## Your objective
Write out all lines holding the word "Sultan".

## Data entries

**********

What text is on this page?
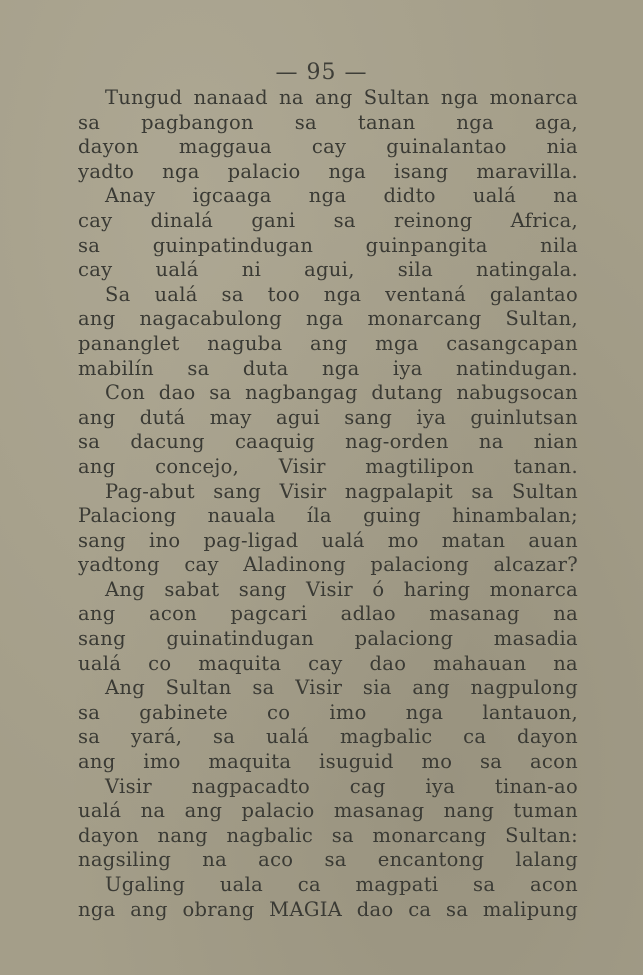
— 95 —
Tungud nanaad na ang Sultan nga monarca
sa pagbangon sa tanan nga aga,
dayon maggaua cay guinalantao nia
yadto nga palacio nga isang maravilla.
Anay igcaaga nga didto ualá na
cay dinalá gani sa reinong Africa,
sa guinpatindugan guinpangita nila
cay ualá ni agui, sila natingala.
Sa ualá sa too nga ventaná galantao
ang nagacabulong nga monarcang Sultan,
pananglet naguba ang mga casangcapan
mabilín sa duta nga iya natindugan.
Con dao sa nagbangag dutang nabugsocan
ang dutá may agui sang iya guinlutsan
sa dacung caaquig nag-orden na nian
ang concejo, Visir magtilipon tanan.
Pag-abut sang Visir nagpalapit sa Sultan
Palaciong nauala íla guing hinambalan;
sang ino pag-ligad ualá mo matan auan
yadtong cay Aladinong palaciong alcazar?
Ang sabat sang Visir ó haring monarca
ang acon pagcari adlao masanag na
sang guinatindugan palaciong masadia
ualá co maquita cay dao mahauan na
Ang Sultan sa Visir sia ang nagpulong
sa gabinete co imo nga lantauon,
sa yará, sa ualá magbalic ca dayon
ang imo maquita isuguid mo sa acon
Visir nagpacadto cag iya tinan-ao
ualá na ang palacio masanag nang tuman
dayon nang nagbalic sa monarcang Sultan:
nagsiling na aco sa encantong lalang
Ugaling uala ca magpati sa acon
nga ang obrang MAGIA dao ca sa malipung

**********

## Output of the exercise
Tungud nanaad na ang Sultan nga monarca
ang nagacabulong nga monarcang Sultan,
Pag-abut sang Visir nagpalapit sa Sultan
Ang Sultan sa Visir sia ang nagpulong
dayon nang nagbalic sa monarcang Sultan:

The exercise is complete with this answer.